Stored data entries
[start]

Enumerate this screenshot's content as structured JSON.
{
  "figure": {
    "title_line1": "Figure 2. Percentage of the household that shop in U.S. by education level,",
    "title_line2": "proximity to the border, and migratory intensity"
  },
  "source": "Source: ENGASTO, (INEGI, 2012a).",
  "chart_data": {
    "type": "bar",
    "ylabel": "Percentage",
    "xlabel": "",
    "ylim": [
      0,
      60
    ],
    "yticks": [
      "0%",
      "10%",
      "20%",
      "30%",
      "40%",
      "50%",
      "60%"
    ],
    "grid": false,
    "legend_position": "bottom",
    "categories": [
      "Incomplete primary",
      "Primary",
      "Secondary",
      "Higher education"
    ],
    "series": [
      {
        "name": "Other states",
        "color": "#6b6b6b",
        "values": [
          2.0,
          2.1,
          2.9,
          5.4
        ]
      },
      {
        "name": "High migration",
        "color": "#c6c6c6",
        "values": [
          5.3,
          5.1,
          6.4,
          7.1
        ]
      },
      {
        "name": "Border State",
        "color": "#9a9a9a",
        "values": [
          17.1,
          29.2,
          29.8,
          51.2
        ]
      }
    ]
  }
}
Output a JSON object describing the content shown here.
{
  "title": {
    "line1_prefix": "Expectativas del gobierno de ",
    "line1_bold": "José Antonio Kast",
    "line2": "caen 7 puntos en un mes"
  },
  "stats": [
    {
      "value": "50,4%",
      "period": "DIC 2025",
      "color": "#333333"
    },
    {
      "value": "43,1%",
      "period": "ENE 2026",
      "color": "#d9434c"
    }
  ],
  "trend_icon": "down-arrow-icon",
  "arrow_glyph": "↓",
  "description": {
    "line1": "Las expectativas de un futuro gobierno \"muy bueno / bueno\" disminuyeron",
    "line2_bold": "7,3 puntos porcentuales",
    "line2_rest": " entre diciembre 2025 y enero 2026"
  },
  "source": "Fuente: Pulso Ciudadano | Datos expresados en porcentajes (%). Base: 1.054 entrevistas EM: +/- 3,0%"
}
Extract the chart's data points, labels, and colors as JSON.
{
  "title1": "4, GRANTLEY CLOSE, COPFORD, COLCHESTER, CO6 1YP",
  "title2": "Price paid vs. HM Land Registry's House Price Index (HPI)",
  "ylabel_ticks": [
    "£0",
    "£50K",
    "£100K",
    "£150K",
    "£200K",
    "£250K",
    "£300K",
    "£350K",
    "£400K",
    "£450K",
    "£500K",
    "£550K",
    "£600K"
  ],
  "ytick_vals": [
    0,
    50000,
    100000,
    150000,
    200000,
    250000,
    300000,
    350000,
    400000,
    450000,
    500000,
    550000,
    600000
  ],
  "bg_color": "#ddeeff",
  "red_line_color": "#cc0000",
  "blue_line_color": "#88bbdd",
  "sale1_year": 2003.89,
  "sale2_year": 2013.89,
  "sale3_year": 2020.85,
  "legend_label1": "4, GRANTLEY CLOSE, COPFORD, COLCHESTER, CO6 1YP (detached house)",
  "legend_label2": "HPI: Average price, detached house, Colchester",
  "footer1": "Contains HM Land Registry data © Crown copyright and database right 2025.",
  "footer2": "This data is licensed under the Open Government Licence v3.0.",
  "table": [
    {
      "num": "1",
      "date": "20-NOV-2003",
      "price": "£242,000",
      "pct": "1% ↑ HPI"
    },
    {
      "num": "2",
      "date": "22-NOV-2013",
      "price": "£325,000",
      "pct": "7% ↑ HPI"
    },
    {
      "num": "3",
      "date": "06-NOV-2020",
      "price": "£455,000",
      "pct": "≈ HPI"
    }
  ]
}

[end]

TASK TO COMPLETE – Copy each line in the data that holds the word "JSON".

RESULT OF THE EXERCISE –
Enumerate this screenshot's content as structured JSON.
Output a JSON object describing the content shown here.
Extract the chart's data points, labels, and colors as JSON.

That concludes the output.